Short exercise:
Look through the data below. Pick out the lines holding the string "Подключение".
—————
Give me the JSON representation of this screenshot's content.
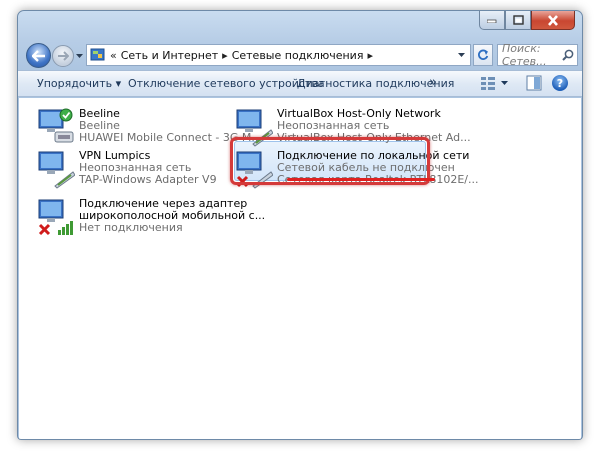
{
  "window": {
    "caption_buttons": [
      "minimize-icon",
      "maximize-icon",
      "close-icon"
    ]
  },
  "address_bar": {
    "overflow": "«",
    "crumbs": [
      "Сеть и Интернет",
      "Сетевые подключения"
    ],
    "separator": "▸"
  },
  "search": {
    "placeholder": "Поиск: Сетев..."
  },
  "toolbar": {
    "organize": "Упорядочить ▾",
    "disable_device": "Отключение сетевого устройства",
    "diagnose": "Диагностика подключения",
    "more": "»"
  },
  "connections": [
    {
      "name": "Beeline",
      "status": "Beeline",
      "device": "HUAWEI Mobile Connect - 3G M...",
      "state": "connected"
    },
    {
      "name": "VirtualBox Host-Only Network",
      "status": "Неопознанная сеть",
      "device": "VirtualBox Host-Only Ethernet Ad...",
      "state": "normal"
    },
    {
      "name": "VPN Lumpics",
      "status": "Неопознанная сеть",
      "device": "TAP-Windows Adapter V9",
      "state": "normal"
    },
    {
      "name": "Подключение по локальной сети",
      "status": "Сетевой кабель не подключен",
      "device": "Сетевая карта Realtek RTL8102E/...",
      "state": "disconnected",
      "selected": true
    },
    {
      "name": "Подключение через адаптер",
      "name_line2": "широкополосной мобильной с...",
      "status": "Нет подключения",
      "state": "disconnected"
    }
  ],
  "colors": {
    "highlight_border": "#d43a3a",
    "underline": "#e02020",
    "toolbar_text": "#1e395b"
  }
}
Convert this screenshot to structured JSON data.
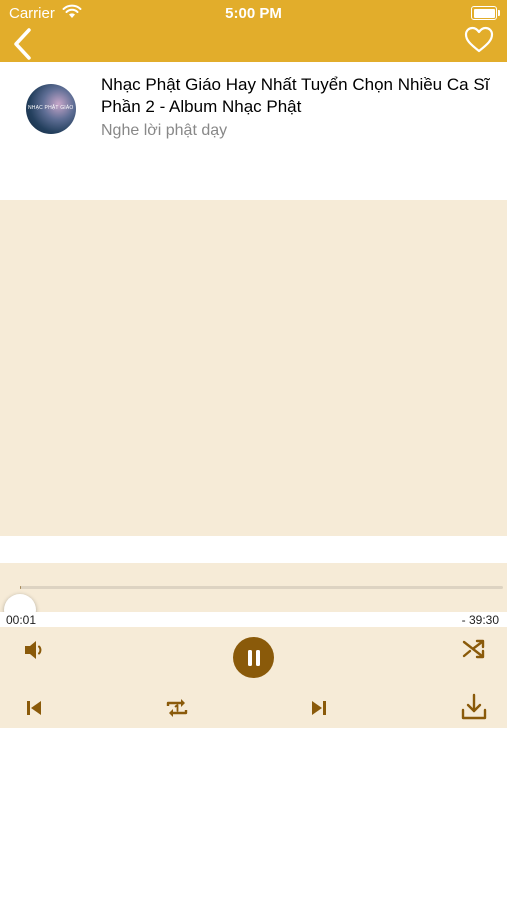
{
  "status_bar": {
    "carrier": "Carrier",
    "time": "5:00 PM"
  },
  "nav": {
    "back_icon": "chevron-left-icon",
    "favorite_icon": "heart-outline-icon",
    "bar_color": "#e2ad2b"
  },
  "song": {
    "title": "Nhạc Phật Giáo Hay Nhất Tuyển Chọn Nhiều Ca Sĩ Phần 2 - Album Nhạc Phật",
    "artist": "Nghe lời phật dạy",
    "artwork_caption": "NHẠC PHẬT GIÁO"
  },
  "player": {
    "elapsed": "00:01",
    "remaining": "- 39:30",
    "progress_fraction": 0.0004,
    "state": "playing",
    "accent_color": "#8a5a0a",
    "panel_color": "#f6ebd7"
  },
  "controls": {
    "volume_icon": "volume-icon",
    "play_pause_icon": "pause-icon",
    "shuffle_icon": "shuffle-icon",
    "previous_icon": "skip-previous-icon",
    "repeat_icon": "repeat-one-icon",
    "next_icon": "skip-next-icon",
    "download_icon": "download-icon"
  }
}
—————
Answer in full:
      "name": "Подключение по локальной сети",
      "name": "Подключение через адаптер",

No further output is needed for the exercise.